**WORK TO COMPLETE**
Reproduce the full listing that appears beneath this instruction exactly.

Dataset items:
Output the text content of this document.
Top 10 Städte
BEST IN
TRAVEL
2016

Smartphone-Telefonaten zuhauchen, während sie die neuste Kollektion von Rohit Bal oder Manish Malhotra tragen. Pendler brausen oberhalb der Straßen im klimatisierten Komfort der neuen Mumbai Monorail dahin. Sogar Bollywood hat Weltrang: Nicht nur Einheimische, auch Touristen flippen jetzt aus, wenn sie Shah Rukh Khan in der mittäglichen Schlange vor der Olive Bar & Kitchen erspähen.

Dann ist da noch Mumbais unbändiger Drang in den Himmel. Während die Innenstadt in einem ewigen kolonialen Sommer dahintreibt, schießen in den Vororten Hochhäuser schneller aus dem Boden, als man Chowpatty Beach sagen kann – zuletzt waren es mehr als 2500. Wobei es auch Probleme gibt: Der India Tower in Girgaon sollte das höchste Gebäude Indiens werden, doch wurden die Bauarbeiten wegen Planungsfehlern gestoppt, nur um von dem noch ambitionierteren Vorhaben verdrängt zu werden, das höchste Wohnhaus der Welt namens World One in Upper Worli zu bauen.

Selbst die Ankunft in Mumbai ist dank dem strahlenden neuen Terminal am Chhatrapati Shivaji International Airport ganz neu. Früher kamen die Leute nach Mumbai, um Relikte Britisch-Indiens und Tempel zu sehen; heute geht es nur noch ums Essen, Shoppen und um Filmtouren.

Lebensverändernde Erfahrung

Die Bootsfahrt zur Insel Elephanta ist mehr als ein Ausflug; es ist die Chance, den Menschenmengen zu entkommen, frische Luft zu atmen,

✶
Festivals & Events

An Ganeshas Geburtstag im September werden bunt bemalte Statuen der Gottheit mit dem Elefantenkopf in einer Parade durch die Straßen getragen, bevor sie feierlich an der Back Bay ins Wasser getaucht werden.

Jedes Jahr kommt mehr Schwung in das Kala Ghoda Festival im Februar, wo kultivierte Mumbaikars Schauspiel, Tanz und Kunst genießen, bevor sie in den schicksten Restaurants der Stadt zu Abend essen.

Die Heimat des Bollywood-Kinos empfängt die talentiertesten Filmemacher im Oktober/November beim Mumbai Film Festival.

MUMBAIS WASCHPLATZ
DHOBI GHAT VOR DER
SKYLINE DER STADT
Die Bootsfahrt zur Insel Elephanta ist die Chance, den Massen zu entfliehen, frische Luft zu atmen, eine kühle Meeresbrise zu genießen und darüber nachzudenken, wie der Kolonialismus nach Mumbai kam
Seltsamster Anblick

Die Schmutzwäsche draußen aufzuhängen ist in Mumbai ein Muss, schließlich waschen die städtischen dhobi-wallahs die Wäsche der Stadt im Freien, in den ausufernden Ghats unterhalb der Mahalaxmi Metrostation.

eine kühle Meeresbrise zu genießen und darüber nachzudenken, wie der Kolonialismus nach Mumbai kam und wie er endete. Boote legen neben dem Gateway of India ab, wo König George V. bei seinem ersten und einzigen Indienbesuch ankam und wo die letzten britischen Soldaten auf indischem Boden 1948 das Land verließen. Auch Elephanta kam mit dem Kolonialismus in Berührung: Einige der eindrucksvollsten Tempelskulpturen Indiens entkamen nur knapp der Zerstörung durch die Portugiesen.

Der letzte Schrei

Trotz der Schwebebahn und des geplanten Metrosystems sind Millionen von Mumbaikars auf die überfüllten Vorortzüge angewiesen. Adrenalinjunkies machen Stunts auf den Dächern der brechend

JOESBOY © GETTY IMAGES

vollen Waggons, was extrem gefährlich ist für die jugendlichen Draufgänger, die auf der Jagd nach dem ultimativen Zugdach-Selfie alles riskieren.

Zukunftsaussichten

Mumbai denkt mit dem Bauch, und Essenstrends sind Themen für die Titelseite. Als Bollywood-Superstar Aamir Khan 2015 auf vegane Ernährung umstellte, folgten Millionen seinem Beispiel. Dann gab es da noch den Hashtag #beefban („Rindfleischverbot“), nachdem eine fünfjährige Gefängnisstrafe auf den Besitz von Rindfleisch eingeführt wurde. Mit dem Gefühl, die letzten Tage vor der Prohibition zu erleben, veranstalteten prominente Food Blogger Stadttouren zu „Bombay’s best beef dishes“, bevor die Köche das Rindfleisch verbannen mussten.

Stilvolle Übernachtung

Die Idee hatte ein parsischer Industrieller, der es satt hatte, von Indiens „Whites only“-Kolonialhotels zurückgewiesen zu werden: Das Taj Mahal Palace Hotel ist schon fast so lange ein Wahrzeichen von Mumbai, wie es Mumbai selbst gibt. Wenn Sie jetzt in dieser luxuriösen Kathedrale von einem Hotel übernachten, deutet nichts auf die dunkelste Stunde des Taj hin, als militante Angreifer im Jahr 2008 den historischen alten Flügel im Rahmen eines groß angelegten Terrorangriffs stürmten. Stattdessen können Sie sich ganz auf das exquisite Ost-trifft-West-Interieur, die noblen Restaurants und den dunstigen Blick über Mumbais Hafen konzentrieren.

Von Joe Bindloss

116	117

**EXERCISE RESULT**
Output the text content of this document.
Top 10 Städte
BEST IN
TRAVEL
2016

Smartphone-Telefonaten zuhauchen, während sie die neuste Kollektion von Rohit Bal oder Manish Malhotra tragen. Pendler brausen oberhalb der Straßen im klimatisierten Komfort der neuen Mumbai Monorail dahin. Sogar Bollywood hat Weltrang: Nicht nur Einheimische, auch Touristen flippen jetzt aus, wenn sie Shah Rukh Khan in der mittäglichen Schlange vor der Olive Bar & Kitchen erspähen.

Dann ist da noch Mumbais unbändiger Drang in den Himmel. Während die Innenstadt in einem ewigen kolonialen Sommer dahintreibt, schießen in den Vororten Hochhäuser schneller aus dem Boden, als man Chowpatty Beach sagen kann – zuletzt waren es mehr als 2500. Wobei es auch Probleme gibt: Der India Tower in Girgaon sollte das höchste Gebäude Indiens werden, doch wurden die Bauarbeiten wegen Planungsfehlern gestoppt, nur um von dem noch ambitionierteren Vorhaben verdrängt zu werden, das höchste Wohnhaus der Welt namens World One in Upper Worli zu bauen.

Selbst die Ankunft in Mumbai ist dank dem strahlenden neuen Terminal am Chhatrapati Shivaji International Airport ganz neu. Früher kamen die Leute nach Mumbai, um Relikte Britisch-Indiens und Tempel zu sehen; heute geht es nur noch ums Essen, Shoppen und um Filmtouren.

Lebensverändernde Erfahrung

Die Bootsfahrt zur Insel Elephanta ist mehr als ein Ausflug; es ist die Chance, den Menschenmengen zu entkommen, frische Luft zu atmen,

✶
Festivals & Events

An Ganeshas Geburtstag im September werden bunt bemalte Statuen der Gottheit mit dem Elefantenkopf in einer Parade durch die Straßen getragen, bevor sie feierlich an der Back Bay ins Wasser getaucht werden.

Jedes Jahr kommt mehr Schwung in das Kala Ghoda Festival im Februar, wo kultivierte Mumbaikars Schauspiel, Tanz und Kunst genießen, bevor sie in den schicksten Restaurants der Stadt zu Abend essen.

Die Heimat des Bollywood-Kinos empfängt die talentiertesten Filmemacher im Oktober/November beim Mumbai Film Festival.

MUMBAIS WASCHPLATZ
DHOBI GHAT VOR DER
SKYLINE DER STADT
Die Bootsfahrt zur Insel Elephanta ist die Chance, den Massen zu entfliehen, frische Luft zu atmen, eine kühle Meeresbrise zu genießen und darüber nachzudenken, wie der Kolonialismus nach Mumbai kam
Seltsamster Anblick

Die Schmutzwäsche draußen aufzuhängen ist in Mumbai ein Muss, schließlich waschen die städtischen dhobi-wallahs die Wäsche der Stadt im Freien, in den ausufernden Ghats unterhalb der Mahalaxmi Metrostation.

eine kühle Meeresbrise zu genießen und darüber nachzudenken, wie der Kolonialismus nach Mumbai kam und wie er endete. Boote legen neben dem Gateway of India ab, wo König George V. bei seinem ersten und einzigen Indienbesuch ankam und wo die letzten britischen Soldaten auf indischem Boden 1948 das Land verließen. Auch Elephanta kam mit dem Kolonialismus in Berührung: Einige der eindrucksvollsten Tempelskulpturen Indiens entkamen nur knapp der Zerstörung durch die Portugiesen.

Der letzte Schrei

Trotz der Schwebebahn und des geplanten Metrosystems sind Millionen von Mumbaikars auf die überfüllten Vorortzüge angewiesen. Adrenalinjunkies machen Stunts auf den Dächern der brechend

JOESBOY © GETTY IMAGES

vollen Waggons, was extrem gefährlich ist für die jugendlichen Draufgänger, die auf der Jagd nach dem ultimativen Zugdach-Selfie alles riskieren.

Zukunftsaussichten

Mumbai denkt mit dem Bauch, und Essenstrends sind Themen für die Titelseite. Als Bollywood-Superstar Aamir Khan 2015 auf vegane Ernährung umstellte, folgten Millionen seinem Beispiel. Dann gab es da noch den Hashtag #beefban („Rindfleischverbot“), nachdem eine fünfjährige Gefängnisstrafe auf den Besitz von Rindfleisch eingeführt wurde. Mit dem Gefühl, die letzten Tage vor der Prohibition zu erleben, veranstalteten prominente Food Blogger Stadttouren zu „Bombay’s best beef dishes“, bevor die Köche das Rindfleisch verbannen mussten.

Stilvolle Übernachtung

Die Idee hatte ein parsischer Industrieller, der es satt hatte, von Indiens „Whites only“-Kolonialhotels zurückgewiesen zu werden: Das Taj Mahal Palace Hotel ist schon fast so lange ein Wahrzeichen von Mumbai, wie es Mumbai selbst gibt. Wenn Sie jetzt in dieser luxuriösen Kathedrale von einem Hotel übernachten, deutet nichts auf die dunkelste Stunde des Taj hin, als militante Angreifer im Jahr 2008 den historischen alten Flügel im Rahmen eines groß angelegten Terrorangriffs stürmten. Stattdessen können Sie sich ganz auf das exquisite Ost-trifft-West-Interieur, die noblen Restaurants und den dunstigen Blick über Mumbais Hafen konzentrieren.

Von Joe Bindloss

116	117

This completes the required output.